[Stated problem]
Count every line that has the word "precipitation". Give the number, without anything more.

[Dataset entries]
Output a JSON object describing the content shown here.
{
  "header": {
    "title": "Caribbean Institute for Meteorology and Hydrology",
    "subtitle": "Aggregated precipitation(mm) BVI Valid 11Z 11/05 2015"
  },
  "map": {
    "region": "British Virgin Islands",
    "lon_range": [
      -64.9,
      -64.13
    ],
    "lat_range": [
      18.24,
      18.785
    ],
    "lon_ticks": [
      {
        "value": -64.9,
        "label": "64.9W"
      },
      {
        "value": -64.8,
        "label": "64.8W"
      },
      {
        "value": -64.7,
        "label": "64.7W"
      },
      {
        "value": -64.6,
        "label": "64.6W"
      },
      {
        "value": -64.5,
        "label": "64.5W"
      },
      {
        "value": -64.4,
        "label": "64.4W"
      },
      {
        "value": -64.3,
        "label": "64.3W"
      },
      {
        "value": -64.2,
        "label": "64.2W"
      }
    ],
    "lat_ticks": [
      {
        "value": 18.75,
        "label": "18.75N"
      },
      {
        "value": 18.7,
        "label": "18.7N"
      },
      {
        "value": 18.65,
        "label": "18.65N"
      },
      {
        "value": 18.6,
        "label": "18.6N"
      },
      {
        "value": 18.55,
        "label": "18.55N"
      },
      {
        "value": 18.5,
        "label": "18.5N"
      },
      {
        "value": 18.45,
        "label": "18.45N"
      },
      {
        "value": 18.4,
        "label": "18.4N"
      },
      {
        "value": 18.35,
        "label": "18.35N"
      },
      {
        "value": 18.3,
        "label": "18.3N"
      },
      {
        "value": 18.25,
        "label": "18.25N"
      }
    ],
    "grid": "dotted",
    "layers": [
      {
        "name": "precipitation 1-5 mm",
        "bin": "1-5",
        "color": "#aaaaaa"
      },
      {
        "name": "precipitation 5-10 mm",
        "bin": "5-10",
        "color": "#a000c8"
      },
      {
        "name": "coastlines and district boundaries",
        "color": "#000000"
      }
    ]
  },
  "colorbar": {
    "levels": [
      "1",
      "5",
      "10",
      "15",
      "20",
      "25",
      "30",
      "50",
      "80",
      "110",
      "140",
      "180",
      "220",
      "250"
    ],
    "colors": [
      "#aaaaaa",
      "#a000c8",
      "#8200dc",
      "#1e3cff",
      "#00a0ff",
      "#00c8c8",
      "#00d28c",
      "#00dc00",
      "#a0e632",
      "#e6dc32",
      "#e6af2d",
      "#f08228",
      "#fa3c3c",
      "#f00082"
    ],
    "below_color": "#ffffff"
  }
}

[Completed task]
3